- TASK BRIEF: Copy out all of the data exactly as it appears.

^^^^^^^^

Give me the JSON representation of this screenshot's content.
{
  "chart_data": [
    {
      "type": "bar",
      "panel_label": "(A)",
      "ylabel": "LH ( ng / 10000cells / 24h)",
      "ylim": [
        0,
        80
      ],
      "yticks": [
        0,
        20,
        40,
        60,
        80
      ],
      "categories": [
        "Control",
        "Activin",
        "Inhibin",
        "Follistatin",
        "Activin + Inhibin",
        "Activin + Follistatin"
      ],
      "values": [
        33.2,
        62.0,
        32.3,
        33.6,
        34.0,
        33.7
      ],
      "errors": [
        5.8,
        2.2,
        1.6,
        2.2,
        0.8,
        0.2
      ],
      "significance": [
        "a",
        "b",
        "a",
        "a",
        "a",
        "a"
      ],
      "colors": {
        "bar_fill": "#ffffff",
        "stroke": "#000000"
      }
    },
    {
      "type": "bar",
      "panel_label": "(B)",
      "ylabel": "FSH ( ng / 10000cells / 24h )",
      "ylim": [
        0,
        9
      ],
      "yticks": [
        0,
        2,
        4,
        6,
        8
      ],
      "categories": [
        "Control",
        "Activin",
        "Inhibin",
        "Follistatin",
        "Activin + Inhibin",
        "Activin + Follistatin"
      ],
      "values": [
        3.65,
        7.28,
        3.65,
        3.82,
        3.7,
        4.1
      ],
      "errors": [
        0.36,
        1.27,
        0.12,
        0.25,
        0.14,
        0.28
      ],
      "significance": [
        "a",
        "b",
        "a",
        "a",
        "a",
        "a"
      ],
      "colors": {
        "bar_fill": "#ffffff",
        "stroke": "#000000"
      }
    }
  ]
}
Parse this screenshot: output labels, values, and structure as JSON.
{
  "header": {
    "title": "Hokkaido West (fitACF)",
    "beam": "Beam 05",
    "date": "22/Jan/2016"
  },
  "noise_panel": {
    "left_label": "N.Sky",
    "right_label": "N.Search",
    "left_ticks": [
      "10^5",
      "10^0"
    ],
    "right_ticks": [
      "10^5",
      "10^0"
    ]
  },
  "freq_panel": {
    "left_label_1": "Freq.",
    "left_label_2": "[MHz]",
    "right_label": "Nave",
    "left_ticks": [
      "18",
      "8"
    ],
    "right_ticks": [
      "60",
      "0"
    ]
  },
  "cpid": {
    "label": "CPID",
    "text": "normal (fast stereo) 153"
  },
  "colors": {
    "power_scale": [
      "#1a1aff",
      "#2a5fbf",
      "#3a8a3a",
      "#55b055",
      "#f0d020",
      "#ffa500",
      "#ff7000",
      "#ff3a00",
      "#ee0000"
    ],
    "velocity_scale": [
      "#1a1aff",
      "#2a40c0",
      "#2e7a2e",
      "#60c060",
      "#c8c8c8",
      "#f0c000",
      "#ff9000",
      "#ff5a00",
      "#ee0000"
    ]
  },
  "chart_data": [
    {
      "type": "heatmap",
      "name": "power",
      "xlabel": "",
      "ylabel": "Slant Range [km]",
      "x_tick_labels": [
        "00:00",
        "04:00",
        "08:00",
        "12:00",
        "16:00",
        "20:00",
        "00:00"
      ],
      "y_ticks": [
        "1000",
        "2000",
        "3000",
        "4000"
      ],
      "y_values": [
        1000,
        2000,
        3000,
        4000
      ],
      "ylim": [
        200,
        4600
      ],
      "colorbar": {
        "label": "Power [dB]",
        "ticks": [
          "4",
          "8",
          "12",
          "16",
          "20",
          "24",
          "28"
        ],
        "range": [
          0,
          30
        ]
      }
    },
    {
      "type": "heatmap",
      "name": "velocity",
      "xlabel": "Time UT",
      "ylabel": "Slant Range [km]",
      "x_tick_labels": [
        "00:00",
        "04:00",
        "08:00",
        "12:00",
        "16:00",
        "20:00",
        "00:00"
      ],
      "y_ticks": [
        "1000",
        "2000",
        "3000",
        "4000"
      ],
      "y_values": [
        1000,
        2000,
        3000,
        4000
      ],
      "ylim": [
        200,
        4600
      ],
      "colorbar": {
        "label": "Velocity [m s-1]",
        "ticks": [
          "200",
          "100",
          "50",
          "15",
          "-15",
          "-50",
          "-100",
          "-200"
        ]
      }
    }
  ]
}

^^^^^^^^

- WORKED SOLUTION:
Give me the JSON representation of this screenshot's content.
{
  "chart_data": [
    {
      "type": "bar",
      "panel_label": "(A)",
      "ylabel": "LH ( ng / 10000cells / 24h)",
      "ylim": [
        0,
        80
      ],
      "yticks": [
        0,
        20,
        40,
        60,
        80
      ],
      "categories": [
        "Control",
        "Activin",
        "Inhibin",
        "Follistatin",
        "Activin + Inhibin",
        "Activin + Follistatin"
      ],
      "values": [
        33.2,
        62.0,
        32.3,
        33.6,
        34.0,
        33.7
      ],
      "errors": [
        5.8,
        2.2,
        1.6,
        2.2,
        0.8,
        0.2
      ],
      "significance": [
        "a",
        "b",
        "a",
        "a",
        "a",
        "a"
      ],
      "colors": {
        "bar_fill": "#ffffff",
        "stroke": "#000000"
      }
    },
    {
      "type": "bar",
      "panel_label": "(B)",
      "ylabel": "FSH ( ng / 10000cells / 24h )",
      "ylim": [
        0,
        9
      ],
      "yticks": [
        0,
        2,
        4,
        6,
        8
      ],
      "categories": [
        "Control",
        "Activin",
        "Inhibin",
        "Follistatin",
        "Activin + Inhibin",
        "Activin + Follistatin"
      ],
      "values": [
        3.65,
        7.28,
        3.65,
        3.82,
        3.7,
        4.1
      ],
      "errors": [
        0.36,
        1.27,
        0.12,
        0.25,
        0.14,
        0.28
      ],
      "significance": [
        "a",
        "b",
        "a",
        "a",
        "a",
        "a"
      ],
      "colors": {
        "bar_fill": "#ffffff",
        "stroke": "#000000"
      }
    }
  ]
}
Parse this screenshot: output labels, values, and structure as JSON.
{
  "header": {
    "title": "Hokkaido West (fitACF)",
    "beam": "Beam 05",
    "date": "22/Jan/2016"
  },
  "noise_panel": {
    "left_label": "N.Sky",
    "right_label": "N.Search",
    "left_ticks": [
      "10^5",
      "10^0"
    ],
    "right_ticks": [
      "10^5",
      "10^0"
    ]
  },
  "freq_panel": {
    "left_label_1": "Freq.",
    "left_label_2": "[MHz]",
    "right_label": "Nave",
    "left_ticks": [
      "18",
      "8"
    ],
    "right_ticks": [
      "60",
      "0"
    ]
  },
  "cpid": {
    "label": "CPID",
    "text": "normal (fast stereo) 153"
  },
  "colors": {
    "power_scale": [
      "#1a1aff",
      "#2a5fbf",
      "#3a8a3a",
      "#55b055",
      "#f0d020",
      "#ffa500",
      "#ff7000",
      "#ff3a00",
      "#ee0000"
    ],
    "velocity_scale": [
      "#1a1aff",
      "#2a40c0",
      "#2e7a2e",
      "#60c060",
      "#c8c8c8",
      "#f0c000",
      "#ff9000",
      "#ff5a00",
      "#ee0000"
    ]
  },
  "chart_data": [
    {
      "type": "heatmap",
      "name": "power",
      "xlabel": "",
      "ylabel": "Slant Range [km]",
      "x_tick_labels": [
        "00:00",
        "04:00",
        "08:00",
        "12:00",
        "16:00",
        "20:00",
        "00:00"
      ],
      "y_ticks": [
        "1000",
        "2000",
        "3000",
        "4000"
      ],
      "y_values": [
        1000,
        2000,
        3000,
        4000
      ],
      "ylim": [
        200,
        4600
      ],
      "colorbar": {
        "label": "Power [dB]",
        "ticks": [
          "4",
          "8",
          "12",
          "16",
          "20",
          "24",
          "28"
        ],
        "range": [
          0,
          30
        ]
      }
    },
    {
      "type": "heatmap",
      "name": "velocity",
      "xlabel": "Time UT",
      "ylabel": "Slant Range [km]",
      "x_tick_labels": [
        "00:00",
        "04:00",
        "08:00",
        "12:00",
        "16:00",
        "20:00",
        "00:00"
      ],
      "y_ticks": [
        "1000",
        "2000",
        "3000",
        "4000"
      ],
      "y_values": [
        1000,
        2000,
        3000,
        4000
      ],
      "ylim": [
        200,
        4600
      ],
      "colorbar": {
        "label": "Velocity [m s-1]",
        "ticks": [
          "200",
          "100",
          "50",
          "15",
          "-15",
          "-50",
          "-100",
          "-200"
        ]
      }
    }
  ]
}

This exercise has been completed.